What this task involves: Reproduce each line of the material precisely.

━━━ Material for the task ━━━

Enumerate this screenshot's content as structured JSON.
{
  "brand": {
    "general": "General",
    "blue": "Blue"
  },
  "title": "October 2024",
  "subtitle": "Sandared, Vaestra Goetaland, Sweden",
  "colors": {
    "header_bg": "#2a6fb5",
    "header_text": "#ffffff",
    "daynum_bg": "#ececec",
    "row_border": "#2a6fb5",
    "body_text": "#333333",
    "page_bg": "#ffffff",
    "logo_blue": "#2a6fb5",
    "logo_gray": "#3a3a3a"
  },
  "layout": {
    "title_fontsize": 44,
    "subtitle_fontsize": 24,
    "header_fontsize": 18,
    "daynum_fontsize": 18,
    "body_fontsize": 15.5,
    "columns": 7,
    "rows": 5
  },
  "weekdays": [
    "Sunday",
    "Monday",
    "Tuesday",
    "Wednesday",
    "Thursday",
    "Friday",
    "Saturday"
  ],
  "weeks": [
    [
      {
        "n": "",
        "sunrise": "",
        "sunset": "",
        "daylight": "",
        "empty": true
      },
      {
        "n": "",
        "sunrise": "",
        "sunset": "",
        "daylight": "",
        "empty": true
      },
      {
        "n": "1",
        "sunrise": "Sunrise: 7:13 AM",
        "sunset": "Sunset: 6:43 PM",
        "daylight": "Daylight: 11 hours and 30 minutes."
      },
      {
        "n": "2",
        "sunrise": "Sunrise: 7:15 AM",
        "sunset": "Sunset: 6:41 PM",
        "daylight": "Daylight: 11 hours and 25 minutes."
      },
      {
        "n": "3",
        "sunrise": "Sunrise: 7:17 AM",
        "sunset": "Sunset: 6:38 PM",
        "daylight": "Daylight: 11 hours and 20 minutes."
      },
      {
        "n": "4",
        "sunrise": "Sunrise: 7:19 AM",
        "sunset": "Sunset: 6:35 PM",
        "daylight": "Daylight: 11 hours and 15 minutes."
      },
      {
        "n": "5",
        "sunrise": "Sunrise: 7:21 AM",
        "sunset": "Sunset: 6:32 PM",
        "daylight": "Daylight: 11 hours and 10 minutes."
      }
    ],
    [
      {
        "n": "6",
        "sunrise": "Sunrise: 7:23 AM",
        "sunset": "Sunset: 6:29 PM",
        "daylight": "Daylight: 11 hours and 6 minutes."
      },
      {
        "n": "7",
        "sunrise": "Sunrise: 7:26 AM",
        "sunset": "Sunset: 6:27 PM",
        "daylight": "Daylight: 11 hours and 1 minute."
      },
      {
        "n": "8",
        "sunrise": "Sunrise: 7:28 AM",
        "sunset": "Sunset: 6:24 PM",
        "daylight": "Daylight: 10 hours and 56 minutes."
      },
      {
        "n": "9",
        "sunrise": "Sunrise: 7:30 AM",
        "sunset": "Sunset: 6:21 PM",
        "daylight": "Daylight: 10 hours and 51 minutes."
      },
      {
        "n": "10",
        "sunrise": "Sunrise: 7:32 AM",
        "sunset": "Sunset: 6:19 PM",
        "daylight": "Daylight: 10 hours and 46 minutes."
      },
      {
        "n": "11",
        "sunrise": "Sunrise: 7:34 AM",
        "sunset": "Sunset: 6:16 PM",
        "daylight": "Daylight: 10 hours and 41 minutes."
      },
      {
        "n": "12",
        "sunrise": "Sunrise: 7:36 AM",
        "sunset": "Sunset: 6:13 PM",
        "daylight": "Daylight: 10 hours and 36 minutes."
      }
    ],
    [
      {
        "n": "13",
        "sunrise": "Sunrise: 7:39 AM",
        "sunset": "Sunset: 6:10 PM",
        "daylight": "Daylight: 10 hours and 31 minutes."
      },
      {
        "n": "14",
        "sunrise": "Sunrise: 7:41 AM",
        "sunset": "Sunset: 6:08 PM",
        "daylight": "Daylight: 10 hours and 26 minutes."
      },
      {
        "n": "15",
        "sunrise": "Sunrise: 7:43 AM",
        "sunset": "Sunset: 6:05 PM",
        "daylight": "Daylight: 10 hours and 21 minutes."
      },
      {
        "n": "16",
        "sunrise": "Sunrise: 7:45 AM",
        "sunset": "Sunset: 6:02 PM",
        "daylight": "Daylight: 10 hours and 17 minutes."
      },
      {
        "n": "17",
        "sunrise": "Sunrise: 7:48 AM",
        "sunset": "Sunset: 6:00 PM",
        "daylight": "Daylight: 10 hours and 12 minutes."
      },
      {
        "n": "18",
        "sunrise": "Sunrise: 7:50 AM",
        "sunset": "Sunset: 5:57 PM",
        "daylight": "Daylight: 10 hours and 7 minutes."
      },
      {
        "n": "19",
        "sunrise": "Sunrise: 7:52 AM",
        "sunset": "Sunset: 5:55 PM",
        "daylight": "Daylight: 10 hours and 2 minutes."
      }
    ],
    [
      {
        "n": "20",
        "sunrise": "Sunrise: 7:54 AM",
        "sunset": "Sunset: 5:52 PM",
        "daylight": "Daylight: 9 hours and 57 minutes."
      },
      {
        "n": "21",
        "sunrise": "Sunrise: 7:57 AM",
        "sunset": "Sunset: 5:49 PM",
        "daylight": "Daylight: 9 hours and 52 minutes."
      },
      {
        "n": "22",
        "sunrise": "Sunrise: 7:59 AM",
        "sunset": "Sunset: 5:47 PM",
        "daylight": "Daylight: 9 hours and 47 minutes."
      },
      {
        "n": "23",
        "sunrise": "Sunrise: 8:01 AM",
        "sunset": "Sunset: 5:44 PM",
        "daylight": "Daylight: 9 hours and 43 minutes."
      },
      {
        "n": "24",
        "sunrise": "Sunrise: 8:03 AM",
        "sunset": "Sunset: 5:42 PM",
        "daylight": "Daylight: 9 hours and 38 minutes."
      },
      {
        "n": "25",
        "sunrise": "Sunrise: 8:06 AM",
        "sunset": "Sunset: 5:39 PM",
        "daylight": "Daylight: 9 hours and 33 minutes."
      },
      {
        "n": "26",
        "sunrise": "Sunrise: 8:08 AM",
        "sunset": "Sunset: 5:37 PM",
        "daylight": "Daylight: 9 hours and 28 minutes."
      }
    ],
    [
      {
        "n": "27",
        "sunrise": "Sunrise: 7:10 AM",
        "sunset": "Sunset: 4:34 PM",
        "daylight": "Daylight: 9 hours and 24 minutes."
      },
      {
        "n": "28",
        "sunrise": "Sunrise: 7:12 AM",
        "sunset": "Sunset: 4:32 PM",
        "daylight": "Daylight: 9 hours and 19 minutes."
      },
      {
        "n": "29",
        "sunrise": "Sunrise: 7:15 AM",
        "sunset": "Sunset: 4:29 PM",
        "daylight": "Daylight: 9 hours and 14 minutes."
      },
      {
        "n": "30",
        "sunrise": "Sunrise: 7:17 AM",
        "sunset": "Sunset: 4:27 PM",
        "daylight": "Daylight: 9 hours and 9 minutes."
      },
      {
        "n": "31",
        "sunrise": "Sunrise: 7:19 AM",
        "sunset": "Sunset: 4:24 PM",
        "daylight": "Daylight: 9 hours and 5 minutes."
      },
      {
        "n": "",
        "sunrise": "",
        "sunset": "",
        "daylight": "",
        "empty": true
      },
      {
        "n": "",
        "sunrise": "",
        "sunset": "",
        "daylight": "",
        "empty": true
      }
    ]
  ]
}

━━━

Written answer:
Enumerate this screenshot's content as structured JSON.
{
  "brand": {
    "general": "General",
    "blue": "Blue"
  },
  "title": "October 2024",
  "subtitle": "Sandared, Vaestra Goetaland, Sweden",
  "colors": {
    "header_bg": "#2a6fb5",
    "header_text": "#ffffff",
    "daynum_bg": "#ececec",
    "row_border": "#2a6fb5",
    "body_text": "#333333",
    "page_bg": "#ffffff",
    "logo_blue": "#2a6fb5",
    "logo_gray": "#3a3a3a"
  },
  "layout": {
    "title_fontsize": 44,
    "subtitle_fontsize": 24,
    "header_fontsize": 18,
    "daynum_fontsize": 18,
    "body_fontsize": 15.5,
    "columns": 7,
    "rows": 5
  },
  "weekdays": [
    "Sunday",
    "Monday",
    "Tuesday",
    "Wednesday",
    "Thursday",
    "Friday",
    "Saturday"
  ],
  "weeks": [
    [
      {
        "n": "",
        "sunrise": "",
        "sunset": "",
        "daylight": "",
        "empty": true
      },
      {
        "n": "",
        "sunrise": "",
        "sunset": "",
        "daylight": "",
        "empty": true
      },
      {
        "n": "1",
        "sunrise": "Sunrise: 7:13 AM",
        "sunset": "Sunset: 6:43 PM",
        "daylight": "Daylight: 11 hours and 30 minutes."
      },
      {
        "n": "2",
        "sunrise": "Sunrise: 7:15 AM",
        "sunset": "Sunset: 6:41 PM",
        "daylight": "Daylight: 11 hours and 25 minutes."
      },
      {
        "n": "3",
        "sunrise": "Sunrise: 7:17 AM",
        "sunset": "Sunset: 6:38 PM",
        "daylight": "Daylight: 11 hours and 20 minutes."
      },
      {
        "n": "4",
        "sunrise": "Sunrise: 7:19 AM",
        "sunset": "Sunset: 6:35 PM",
        "daylight": "Daylight: 11 hours and 15 minutes."
      },
      {
        "n": "5",
        "sunrise": "Sunrise: 7:21 AM",
        "sunset": "Sunset: 6:32 PM",
        "daylight": "Daylight: 11 hours and 10 minutes."
      }
    ],
    [
      {
        "n": "6",
        "sunrise": "Sunrise: 7:23 AM",
        "sunset": "Sunset: 6:29 PM",
        "daylight": "Daylight: 11 hours and 6 minutes."
      },
      {
        "n": "7",
        "sunrise": "Sunrise: 7:26 AM",
        "sunset": "Sunset: 6:27 PM",
        "daylight": "Daylight: 11 hours and 1 minute."
      },
      {
        "n": "8",
        "sunrise": "Sunrise: 7:28 AM",
        "sunset": "Sunset: 6:24 PM",
        "daylight": "Daylight: 10 hours and 56 minutes."
      },
      {
        "n": "9",
        "sunrise": "Sunrise: 7:30 AM",
        "sunset": "Sunset: 6:21 PM",
        "daylight": "Daylight: 10 hours and 51 minutes."
      },
      {
        "n": "10",
        "sunrise": "Sunrise: 7:32 AM",
        "sunset": "Sunset: 6:19 PM",
        "daylight": "Daylight: 10 hours and 46 minutes."
      },
      {
        "n": "11",
        "sunrise": "Sunrise: 7:34 AM",
        "sunset": "Sunset: 6:16 PM",
        "daylight": "Daylight: 10 hours and 41 minutes."
      },
      {
        "n": "12",
        "sunrise": "Sunrise: 7:36 AM",
        "sunset": "Sunset: 6:13 PM",
        "daylight": "Daylight: 10 hours and 36 minutes."
      }
    ],
    [
      {
        "n": "13",
        "sunrise": "Sunrise: 7:39 AM",
        "sunset": "Sunset: 6:10 PM",
        "daylight": "Daylight: 10 hours and 31 minutes."
      },
      {
        "n": "14",
        "sunrise": "Sunrise: 7:41 AM",
        "sunset": "Sunset: 6:08 PM",
        "daylight": "Daylight: 10 hours and 26 minutes."
      },
      {
        "n": "15",
        "sunrise": "Sunrise: 7:43 AM",
        "sunset": "Sunset: 6:05 PM",
        "daylight": "Daylight: 10 hours and 21 minutes."
      },
      {
        "n": "16",
        "sunrise": "Sunrise: 7:45 AM",
        "sunset": "Sunset: 6:02 PM",
        "daylight": "Daylight: 10 hours and 17 minutes."
      },
      {
        "n": "17",
        "sunrise": "Sunrise: 7:48 AM",
        "sunset": "Sunset: 6:00 PM",
        "daylight": "Daylight: 10 hours and 12 minutes."
      },
      {
        "n": "18",
        "sunrise": "Sunrise: 7:50 AM",
        "sunset": "Sunset: 5:57 PM",
        "daylight": "Daylight: 10 hours and 7 minutes."
      },
      {
        "n": "19",
        "sunrise": "Sunrise: 7:52 AM",
        "sunset": "Sunset: 5:55 PM",
        "daylight": "Daylight: 10 hours and 2 minutes."
      }
    ],
    [
      {
        "n": "20",
        "sunrise": "Sunrise: 7:54 AM",
        "sunset": "Sunset: 5:52 PM",
        "daylight": "Daylight: 9 hours and 57 minutes."
      },
      {
        "n": "21",
        "sunrise": "Sunrise: 7:57 AM",
        "sunset": "Sunset: 5:49 PM",
        "daylight": "Daylight: 9 hours and 52 minutes."
      },
      {
        "n": "22",
        "sunrise": "Sunrise: 7:59 AM",
        "sunset": "Sunset: 5:47 PM",
        "daylight": "Daylight: 9 hours and 47 minutes."
      },
      {
        "n": "23",
        "sunrise": "Sunrise: 8:01 AM",
        "sunset": "Sunset: 5:44 PM",
        "daylight": "Daylight: 9 hours and 43 minutes."
      },
      {
        "n": "24",
        "sunrise": "Sunrise: 8:03 AM",
        "sunset": "Sunset: 5:42 PM",
        "daylight": "Daylight: 9 hours and 38 minutes."
      },
      {
        "n": "25",
        "sunrise": "Sunrise: 8:06 AM",
        "sunset": "Sunset: 5:39 PM",
        "daylight": "Daylight: 9 hours and 33 minutes."
      },
      {
        "n": "26",
        "sunrise": "Sunrise: 8:08 AM",
        "sunset": "Sunset: 5:37 PM",
        "daylight": "Daylight: 9 hours and 28 minutes."
      }
    ],
    [
      {
        "n": "27",
        "sunrise": "Sunrise: 7:10 AM",
        "sunset": "Sunset: 4:34 PM",
        "daylight": "Daylight: 9 hours and 24 minutes."
      },
      {
        "n": "28",
        "sunrise": "Sunrise: 7:12 AM",
        "sunset": "Sunset: 4:32 PM",
        "daylight": "Daylight: 9 hours and 19 minutes."
      },
      {
        "n": "29",
        "sunrise": "Sunrise: 7:15 AM",
        "sunset": "Sunset: 4:29 PM",
        "daylight": "Daylight: 9 hours and 14 minutes."
      },
      {
        "n": "30",
        "sunrise": "Sunrise: 7:17 AM",
        "sunset": "Sunset: 4:27 PM",
        "daylight": "Daylight: 9 hours and 9 minutes."
      },
      {
        "n": "31",
        "sunrise": "Sunrise: 7:19 AM",
        "sunset": "Sunset: 4:24 PM",
        "daylight": "Daylight: 9 hours and 5 minutes."
      },
      {
        "n": "",
        "sunrise": "",
        "sunset": "",
        "daylight": "",
        "empty": true
      },
      {
        "n": "",
        "sunrise": "",
        "sunset": "",
        "daylight": "",
        "empty": true
      }
    ]
  ]
}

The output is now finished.